As is explained elsewhere in this article, temperature decreases and wind velocity increase with height in the troposphere, and the reverse is true within the stratosphere. These differences cause changes in air density, and hence viscosity. The viscosity of the air thus presents both inertias and accelerations which cannot be determined in advance.

Vertical wind shear above the jet stream (i.e., in the stratosphere) is sharper when it is moving upwards, because wind speed decreases with height in the stratosphere. This is the reason CAT can be generated above the tropopause, despite the stratosphere otherwise being a region which is vertically stable. On the other hand, vertical wind shear moving downwards within the stratosphere is more moderate (i.e., because downwards wind shear within the stratosphere is effectively moving against the manner in which wind speed changes within the stratosphere) and CAT is never produced in the stratosphere. Similar considerations apply to the troposphere but in reverse.

When strong wind deviates, the change of wind direction implies a change in the wind speed. A stream of wind can change its direction by differences of pressure. CAT appears more frequently when the wind is surrounding a low pressure region, especially with sharp troughs that change the wind direction more than 100°. Extreme CAT has been reported without any other factor than this.

Wind flow over a mountain produces oscillations (A), (B) etc.

Mountain waves are formed when four requirements are met. When these factors coincide with jet streams, CAT can occur:
- A mountain range, not an isolated mountain
- Strong perpendicular wind
- Wind direction maintained with altitude
- Temperature inversion at the top of the mountain range

The tropopause is a layer which separates two very different types of air. Beneath it, the air gets colder and the wind gets faster with height. Above it, the air warms and wind velocity decreases with height. These changes in temperature and velocity can produce fluctuation in the altitude of the tropopause, called gravity waves.

- **AVAILABLE DATA**:
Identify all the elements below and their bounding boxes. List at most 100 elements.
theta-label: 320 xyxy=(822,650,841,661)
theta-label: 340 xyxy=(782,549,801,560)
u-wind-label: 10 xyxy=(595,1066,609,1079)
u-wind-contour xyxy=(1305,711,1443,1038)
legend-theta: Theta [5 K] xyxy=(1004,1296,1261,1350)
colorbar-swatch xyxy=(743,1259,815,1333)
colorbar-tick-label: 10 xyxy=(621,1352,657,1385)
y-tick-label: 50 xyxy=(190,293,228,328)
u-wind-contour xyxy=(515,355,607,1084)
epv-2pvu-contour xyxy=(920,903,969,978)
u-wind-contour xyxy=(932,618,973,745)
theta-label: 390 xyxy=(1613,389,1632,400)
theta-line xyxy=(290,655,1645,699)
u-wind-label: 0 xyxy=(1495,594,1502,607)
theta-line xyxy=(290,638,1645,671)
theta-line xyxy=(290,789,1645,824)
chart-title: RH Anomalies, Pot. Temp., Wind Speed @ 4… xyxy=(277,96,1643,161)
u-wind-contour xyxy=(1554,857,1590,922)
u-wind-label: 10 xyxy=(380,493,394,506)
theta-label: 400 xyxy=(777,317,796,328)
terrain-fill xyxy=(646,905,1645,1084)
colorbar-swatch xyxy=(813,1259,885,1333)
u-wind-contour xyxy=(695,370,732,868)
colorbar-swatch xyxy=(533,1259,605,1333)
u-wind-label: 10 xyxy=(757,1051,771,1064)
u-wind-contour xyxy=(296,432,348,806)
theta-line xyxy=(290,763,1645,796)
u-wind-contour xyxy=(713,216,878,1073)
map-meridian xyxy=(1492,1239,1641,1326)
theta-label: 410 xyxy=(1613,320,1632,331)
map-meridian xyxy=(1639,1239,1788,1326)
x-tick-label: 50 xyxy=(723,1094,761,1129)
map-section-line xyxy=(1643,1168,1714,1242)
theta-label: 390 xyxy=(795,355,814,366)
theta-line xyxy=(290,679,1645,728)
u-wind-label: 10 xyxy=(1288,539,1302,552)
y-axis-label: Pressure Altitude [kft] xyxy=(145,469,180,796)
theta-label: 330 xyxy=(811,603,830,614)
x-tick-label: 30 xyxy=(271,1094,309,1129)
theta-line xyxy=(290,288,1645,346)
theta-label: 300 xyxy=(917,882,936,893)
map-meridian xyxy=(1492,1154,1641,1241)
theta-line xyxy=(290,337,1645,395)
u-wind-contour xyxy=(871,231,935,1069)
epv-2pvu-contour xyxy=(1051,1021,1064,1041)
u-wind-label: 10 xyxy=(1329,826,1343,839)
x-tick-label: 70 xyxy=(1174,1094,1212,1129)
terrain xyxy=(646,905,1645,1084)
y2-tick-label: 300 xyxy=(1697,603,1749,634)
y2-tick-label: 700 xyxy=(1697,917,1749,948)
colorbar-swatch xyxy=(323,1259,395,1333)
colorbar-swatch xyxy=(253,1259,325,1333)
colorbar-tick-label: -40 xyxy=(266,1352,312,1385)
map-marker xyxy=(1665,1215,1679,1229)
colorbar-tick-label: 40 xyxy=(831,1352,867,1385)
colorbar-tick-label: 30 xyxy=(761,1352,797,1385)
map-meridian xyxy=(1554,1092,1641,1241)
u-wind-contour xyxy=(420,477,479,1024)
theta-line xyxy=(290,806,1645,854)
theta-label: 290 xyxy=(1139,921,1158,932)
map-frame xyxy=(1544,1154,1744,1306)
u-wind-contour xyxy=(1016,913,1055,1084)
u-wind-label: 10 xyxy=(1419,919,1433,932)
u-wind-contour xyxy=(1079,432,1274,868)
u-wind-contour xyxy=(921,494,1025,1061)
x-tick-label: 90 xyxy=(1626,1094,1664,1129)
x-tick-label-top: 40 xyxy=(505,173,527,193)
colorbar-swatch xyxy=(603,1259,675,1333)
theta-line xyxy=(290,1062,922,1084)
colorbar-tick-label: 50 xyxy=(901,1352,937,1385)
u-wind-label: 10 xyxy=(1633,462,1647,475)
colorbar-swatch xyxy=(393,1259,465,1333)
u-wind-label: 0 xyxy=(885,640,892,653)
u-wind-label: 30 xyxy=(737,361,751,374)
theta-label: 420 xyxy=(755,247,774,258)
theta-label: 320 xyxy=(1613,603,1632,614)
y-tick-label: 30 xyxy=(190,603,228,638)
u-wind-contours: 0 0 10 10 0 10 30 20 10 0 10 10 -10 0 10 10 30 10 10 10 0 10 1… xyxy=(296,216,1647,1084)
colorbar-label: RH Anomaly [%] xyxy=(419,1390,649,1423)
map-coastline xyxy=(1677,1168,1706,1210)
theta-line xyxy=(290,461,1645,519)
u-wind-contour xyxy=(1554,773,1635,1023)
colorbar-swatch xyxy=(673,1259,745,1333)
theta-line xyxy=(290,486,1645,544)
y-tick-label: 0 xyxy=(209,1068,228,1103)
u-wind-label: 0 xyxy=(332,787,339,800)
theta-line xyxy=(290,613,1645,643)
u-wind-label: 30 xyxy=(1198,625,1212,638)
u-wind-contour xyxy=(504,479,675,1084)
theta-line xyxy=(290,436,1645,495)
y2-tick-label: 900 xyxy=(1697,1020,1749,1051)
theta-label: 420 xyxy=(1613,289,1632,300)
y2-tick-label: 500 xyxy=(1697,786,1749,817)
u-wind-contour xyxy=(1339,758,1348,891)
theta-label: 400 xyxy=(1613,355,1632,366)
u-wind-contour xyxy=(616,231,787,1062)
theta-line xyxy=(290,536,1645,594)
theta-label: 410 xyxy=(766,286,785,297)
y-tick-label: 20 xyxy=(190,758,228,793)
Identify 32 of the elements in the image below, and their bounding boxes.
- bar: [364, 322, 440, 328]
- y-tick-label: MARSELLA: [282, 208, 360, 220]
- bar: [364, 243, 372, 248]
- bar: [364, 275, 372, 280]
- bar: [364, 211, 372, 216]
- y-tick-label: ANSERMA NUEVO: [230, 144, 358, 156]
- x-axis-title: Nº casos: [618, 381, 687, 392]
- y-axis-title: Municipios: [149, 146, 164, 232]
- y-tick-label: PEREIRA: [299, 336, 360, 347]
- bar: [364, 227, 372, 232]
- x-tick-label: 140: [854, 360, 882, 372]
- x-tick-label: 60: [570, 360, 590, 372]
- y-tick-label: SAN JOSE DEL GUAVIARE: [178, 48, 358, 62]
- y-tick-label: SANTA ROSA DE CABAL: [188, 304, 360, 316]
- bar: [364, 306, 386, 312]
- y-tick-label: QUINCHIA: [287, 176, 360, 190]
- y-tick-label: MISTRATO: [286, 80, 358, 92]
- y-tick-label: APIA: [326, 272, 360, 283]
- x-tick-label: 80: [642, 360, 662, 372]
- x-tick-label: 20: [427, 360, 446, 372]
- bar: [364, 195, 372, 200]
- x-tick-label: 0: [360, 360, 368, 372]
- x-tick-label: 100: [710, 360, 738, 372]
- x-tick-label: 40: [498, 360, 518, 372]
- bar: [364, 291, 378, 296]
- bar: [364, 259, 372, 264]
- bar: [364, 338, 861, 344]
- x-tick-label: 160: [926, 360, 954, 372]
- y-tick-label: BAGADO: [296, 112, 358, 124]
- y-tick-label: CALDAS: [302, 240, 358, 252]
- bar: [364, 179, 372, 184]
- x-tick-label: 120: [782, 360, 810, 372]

- **EXERCISE TASKS**:
A. Copy out the part of the clear-air turbulence passage that begins at the words "Wind flow over" and ends after "called gravity waves.".
B. Write what comes next in the clear-air turbulence passage, starting after its last sentence.
Nothing in the lines is needed here.

- **ANSWERS FOR THE TASKS**:
A.
Wind flow over a mountain produces oscillations (A), (B) etc.

Mountain waves are formed when four requirements are met. When these factors coincide with jet streams, CAT can occur:
- A mountain range, not an isolated mountain
- Strong perpendicular wind
- Wind direction maintained with altitude
- Temperature inversion at the top of the mountain range

The tropopause is a layer which separates two very different types of air. Beneath it, the air gets colder and the wind gets faster with height. Above it, the air warms and wind velocity decreases with height. These changes in temperature and velocity can produce fluctuation in the altitude of the tropopause, called gravity waves.

B.
== Effects on aircraft ==
=== Pilot rules ===
When a pilot experiences CAT, a number of rules should be applied:
- The aircraft must sustain the recommended velocity for turbulence.
- When following the jet stream to escape from the CAT, the aircraft must change altitude and/or heading.
- When the CAT arrives from one side of the airplane, the pilot must observe the thermometer to determine whether the aircraft is above or below the jet stream and then move away from the tropopause.
- When the CAT is associated with a sharp trough, the plane must go through the low-pressure region instead of around it.
- The pilot may issue a Pilot Report (PIREP), communicating position, altitude and severity of the turbulence to warn other aircraft entering the region.

=== Cases ===
Because aircraft move so quickly, they can experience sudden unexpected accelerations or 'bumps' from turbulence, including CAT – as the aircraft rapidly cross invisible bodies of air which are moving vertically at many different speeds. Although the vast majority of cases of turbulence are harmless, in rare cases cabin crew and passengers on aircraft have been injured when tossed around inside an aircraft cabin during extreme turbulence. In a small number of cases, people have been killed and at least two aircraft disintegrated mid-air.

- On July 19, 1961, Aerolíneas Argentinas Flight 644 from Buenos Aires to Comodoro Rivadavia, a Douglas DC-6, disintegrated mid-air after entering an area of severe CAT that caused stress exceeding the structural limitations of the aircraft. The failure started at the aircraft's wing.
- On March 5, 1966, BOAC Flight 911 from Tokyo to Hong Kong, a Boeing 707, broke up in CAT, with the loss of all persons (124) on board after experiencing severe lee-wave turbulence just downwind of Mount Fuji, Japan. The sequence of failure started with the vertical stabilizer getting ripped off.
- On December 28, 1997, on United Airlines Flight 826, one person died and 17 others were seriously injured in a CAT event.
- On May 21, 2024, one passenger died and dozens were injured on Singapore Airlines Flight 321 from London to Singapore, causing the plane to divert to Bangkok.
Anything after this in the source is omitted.